The exercise -> Search the data for the word "desc" and copy every line where it occurs.

'''

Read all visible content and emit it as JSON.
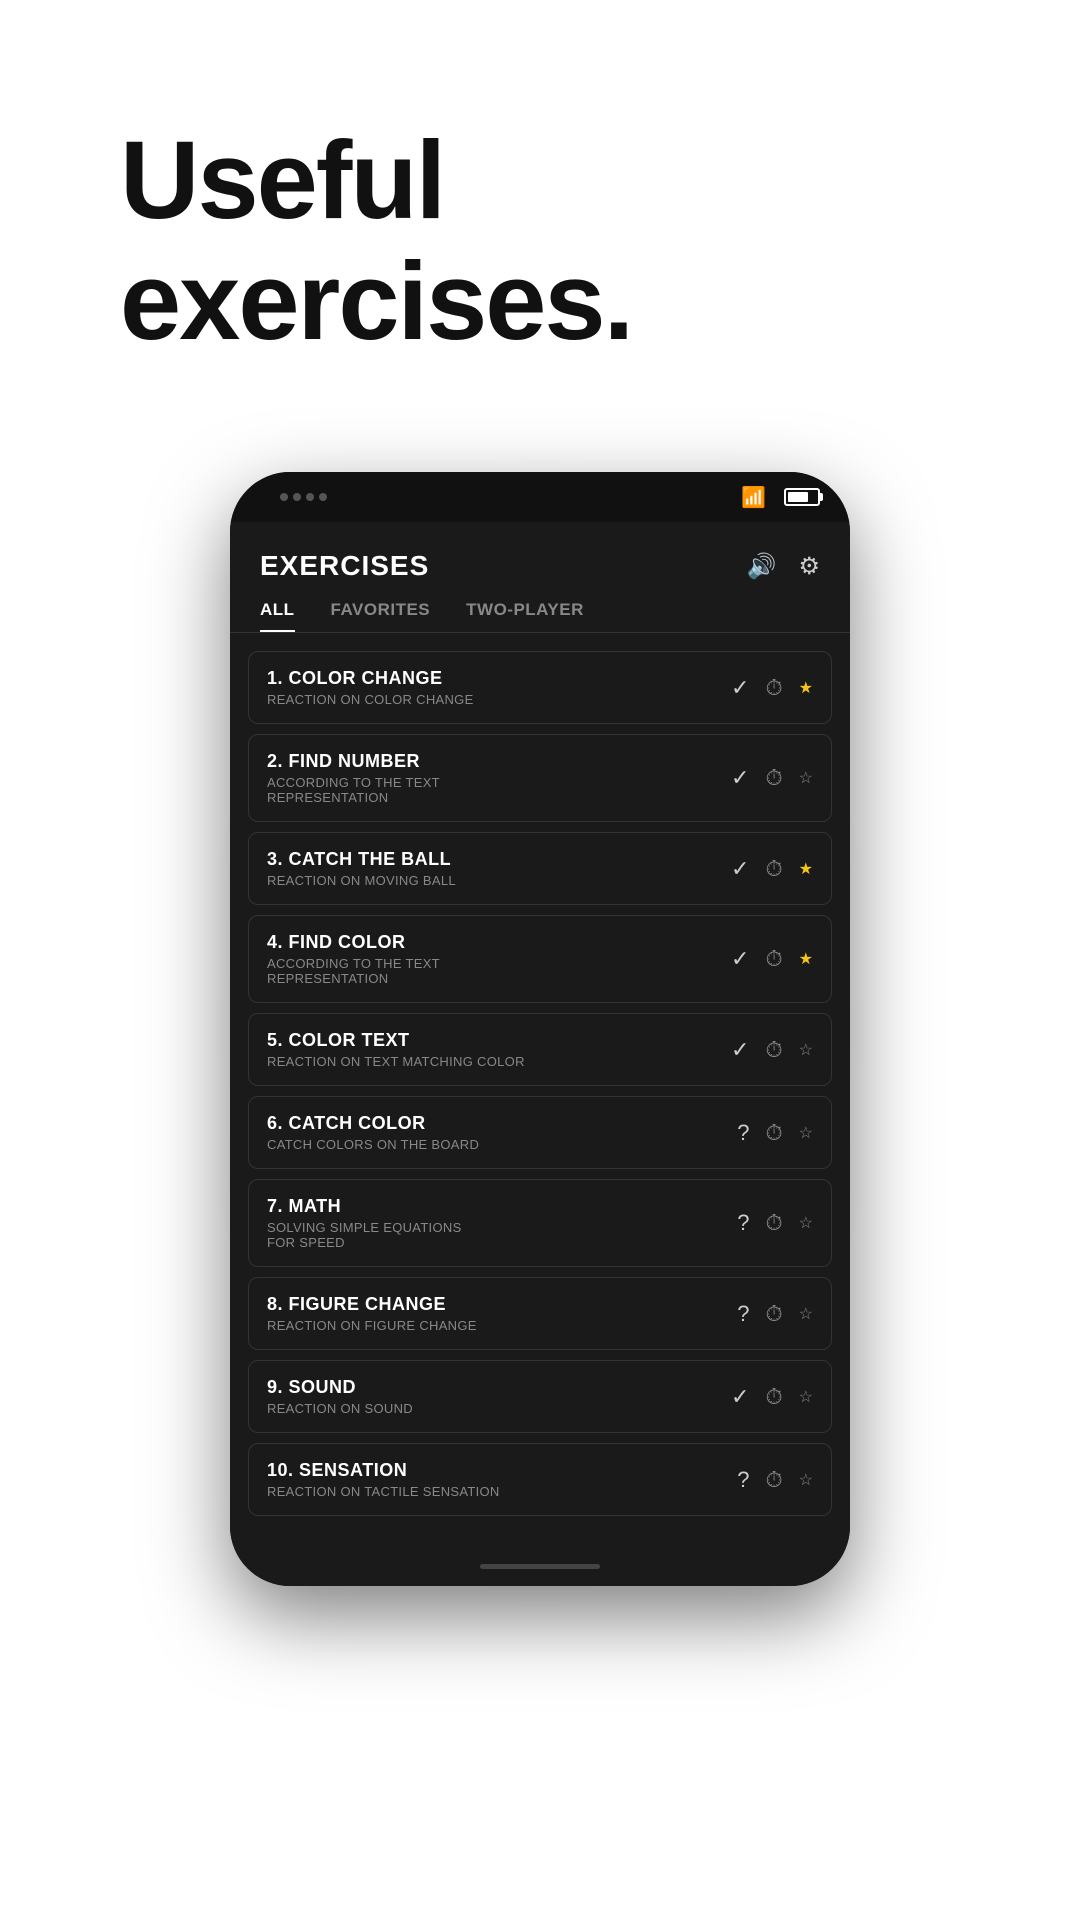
{
  "hero": {
    "title_line1": "Useful",
    "title_line2": "exercises."
  },
  "screen": {
    "title": "EXERCISES",
    "header_icons": {
      "sound": "🔊",
      "settings": "⚙"
    },
    "tabs": [
      {
        "label": "ALL",
        "active": true
      },
      {
        "label": "FAVORITES",
        "active": false
      },
      {
        "label": "TWO-PLAYER",
        "active": false
      }
    ],
    "exercises": [
      {
        "number": "1.",
        "name": "COLOR CHANGE",
        "desc": "REACTION ON COLOR CHANGE",
        "status": "check",
        "starred": true
      },
      {
        "number": "2.",
        "name": "FIND NUMBER",
        "desc": "ACCORDING TO THE TEXT REPRESENTATION",
        "status": "check",
        "starred": false
      },
      {
        "number": "3.",
        "name": "CATCH THE BALL",
        "desc": "REACTION ON MOVING BALL",
        "status": "check",
        "starred": true
      },
      {
        "number": "4.",
        "name": "FIND COLOR",
        "desc": "ACCORDING TO THE TEXT REPRESENTATION",
        "status": "check",
        "starred": true
      },
      {
        "number": "5.",
        "name": "COLOR TEXT",
        "desc": "REACTION ON TEXT MATCHING COLOR",
        "status": "check",
        "starred": false
      },
      {
        "number": "6.",
        "name": "CATCH COLOR",
        "desc": "CATCH COLORS ON THE BOARD",
        "status": "question",
        "starred": false
      },
      {
        "number": "7.",
        "name": "MATH",
        "desc": "SOLVING SIMPLE EQUATIONS FOR SPEED",
        "status": "question",
        "starred": false
      },
      {
        "number": "8.",
        "name": "FIGURE CHANGE",
        "desc": "REACTION ON FIGURE CHANGE",
        "status": "question",
        "starred": false
      },
      {
        "number": "9.",
        "name": "SOUND",
        "desc": "REACTION ON SOUND",
        "status": "check",
        "starred": false
      },
      {
        "number": "10.",
        "name": "SENSATION",
        "desc": "REACTION ON TACTILE SENSATION",
        "status": "question",
        "starred": false
      }
    ]
  }
}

'''

Expected answer ->
        "desc": "REACTION ON COLOR CHANGE",
        "desc": "ACCORDING TO THE TEXT REPRESENTATION",
        "desc": "REACTION ON MOVING BALL",
        "desc": "ACCORDING TO THE TEXT REPRESENTATION",
        "desc": "REACTION ON TEXT MATCHING COLOR",
        "desc": "CATCH COLORS ON THE BOARD",
        "desc": "SOLVING SIMPLE EQUATIONS FOR SPEED",
        "desc": "REACTION ON FIGURE CHANGE",
        "desc": "REACTION ON SOUND",
        "desc": "REACTION ON TACTILE SENSATION",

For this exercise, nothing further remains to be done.